What you will do:
A – Reproduce the passage on teen crash injuries between "Rural and suburban" and "ages 10 to 19.", inclusive, substituting "adolescents" for "teenagers".
B – List every person named in the article on teenage crash injuries.
C – Write a continuation of the article on teenage crash injuries, picking up after its final sentence.

Document extract:

+ + + +

Rural and suburban areas are where teenagers are more prone to be injured in all types of crashes, said Purnima Unni, the hospital's pediatric trauma prevention coordinator. Crashes are the leading cause of hospitalizations for its patients ages 10 to 19.
"Between 2008 and September 2011, we saw more than 680 admissions that involved teens 14 to 19 years of age," Unni said. "To me, the more startling thing was about 46 percent of them - close to 50 percent - were not wearing their seat belts. There are definite concerns that need to be addressed."
After talking with injured teens, she realized the prevention campaign needed to be brought to the schools. In the past, health officials have advocated for increasing the age for a driver's license. But driving a car is a rite of passage, just as "off-roading" is a way of life.
"If children get minor injuries in an ATV accident and come in, it's really hard to talk to parents," Unni said. "To them, it's almost like riding a bike."
The CDC gives parents of teenage drivers valuable advice through its Parents Are the Key program (www.cdc.gov/parentsarethekey). The agency also supports graduated driver's licenses, which basically give young drivers training wheels. In Tennessee, the restrictions range from not being allowed to drive from 10 p.m. to 6 a.m. to limiting the number of teenage passengers.
Family car is safest
Nationwide, teenage deaths from crashes are on the decline, but CDC epidemiologist Ruth Shults is still wary. She worries that the bad economy may be a factor in that trend. Fewer parents have been able to buy cars for their teens since 2008.
"The safest car for a young person to drive is one that is shared in the family," Shults said. "Once a young person gets his or her own car, probably because they drive more - and possibly some other reasons - they are more likely to crash their own car than the family car."
Leedham's boyfriend's Mustang was exceeding 70 mph when the crash occurred that Thanksgiving weekend. Her first memory afterward is being told two weeks later that Kerinuk, 19 - a young man with eyes so blue they almost glow in photographs, an aspiring mechanic at Nashville Auto-Diesel College - didn't make it.
"He absolutely loved his car," she said. "It was his life."

+ + + +

Information:
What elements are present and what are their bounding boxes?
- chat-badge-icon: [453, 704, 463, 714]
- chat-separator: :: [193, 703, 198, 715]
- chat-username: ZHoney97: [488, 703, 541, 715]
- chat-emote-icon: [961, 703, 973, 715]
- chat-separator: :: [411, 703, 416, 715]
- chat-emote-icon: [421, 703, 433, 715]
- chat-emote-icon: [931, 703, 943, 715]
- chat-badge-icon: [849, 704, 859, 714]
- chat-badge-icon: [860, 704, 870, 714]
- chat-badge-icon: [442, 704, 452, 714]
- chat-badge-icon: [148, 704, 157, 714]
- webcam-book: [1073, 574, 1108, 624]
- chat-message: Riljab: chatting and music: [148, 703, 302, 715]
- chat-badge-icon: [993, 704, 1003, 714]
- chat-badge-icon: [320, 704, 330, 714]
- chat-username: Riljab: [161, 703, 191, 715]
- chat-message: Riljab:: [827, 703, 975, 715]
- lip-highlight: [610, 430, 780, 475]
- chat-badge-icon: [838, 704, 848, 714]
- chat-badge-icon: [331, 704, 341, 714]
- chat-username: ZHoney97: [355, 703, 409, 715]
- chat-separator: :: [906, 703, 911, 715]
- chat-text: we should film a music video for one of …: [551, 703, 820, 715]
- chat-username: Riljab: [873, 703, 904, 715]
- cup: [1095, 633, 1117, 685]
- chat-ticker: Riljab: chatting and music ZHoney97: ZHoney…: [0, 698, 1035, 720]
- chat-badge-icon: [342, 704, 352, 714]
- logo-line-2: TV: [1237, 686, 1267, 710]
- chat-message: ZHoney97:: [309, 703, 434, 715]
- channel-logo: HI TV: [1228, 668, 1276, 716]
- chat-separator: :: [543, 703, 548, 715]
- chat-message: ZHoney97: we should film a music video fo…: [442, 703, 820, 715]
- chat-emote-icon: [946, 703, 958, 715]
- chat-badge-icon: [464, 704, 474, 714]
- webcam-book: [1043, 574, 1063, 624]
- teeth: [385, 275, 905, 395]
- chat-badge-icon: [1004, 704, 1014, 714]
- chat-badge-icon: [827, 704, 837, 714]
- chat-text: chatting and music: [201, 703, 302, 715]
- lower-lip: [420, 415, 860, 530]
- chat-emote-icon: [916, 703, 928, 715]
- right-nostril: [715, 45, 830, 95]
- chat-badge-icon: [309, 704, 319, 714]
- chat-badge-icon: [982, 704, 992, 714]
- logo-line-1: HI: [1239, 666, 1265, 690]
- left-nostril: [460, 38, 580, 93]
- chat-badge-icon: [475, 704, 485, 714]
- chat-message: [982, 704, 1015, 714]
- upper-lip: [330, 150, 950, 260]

+ + + +

Answers to the exercise:
A –
Rural and suburban areas are where adolescents are more prone to be injured in all types of crashes, said Purnima Unni, the hospital's pediatric trauma prevention coordinator. Crashes are the leading cause of hospitalizations for its patients ages 10 to 19.

B –
Purnima Unni
Ruth Shults
Leedham
Kerinuk

C –
Leedham spent four months of her 17th year at the Vanderbilt children's hospital. She underwent so many blood transfusions that her iron levels spiked, causing her to lose her hair. She would not eat. She went from an athletic, 150-pound member of the high school swimming team to a skeleton of her former self.
"I had no sympathy for anybody else," she said. "I was a very mean patient."
But on graduation day from Father Ryan High School, she was able to walk across the stage. She had studied from her hospital room. She had persisted.
Now a senior at Middle Tennessee State University in Murfreesboro, Leedham is on schedule to graduate later this year with a degree in recreational therapy. She will be interning at Vanderbilt this summer, helping hospital patients recover through fun activities. She knows what it's like to live with limitations. She tried swimming again, but she has so many rods, screws and anchors in her legs that they weigh her down.
Leedham still has to wear a brace on her left leg and is scheduled for surgery next month to remove scar tissue in her abdomen. As a volunteer with the Trauma Survivors Network at Vanderbilt, she got a dismissive look from an injured teen during one of her first hospital visits when she wore long pants.
Now, she makes a point of showing her scars.
"They can see I actually know what I'm talking about. ... I don't sugar-coat it," she said. "I don't come in smiling big and all happy, because it sucks being there. I tell them recovery doesn't end. It's an ongoing process."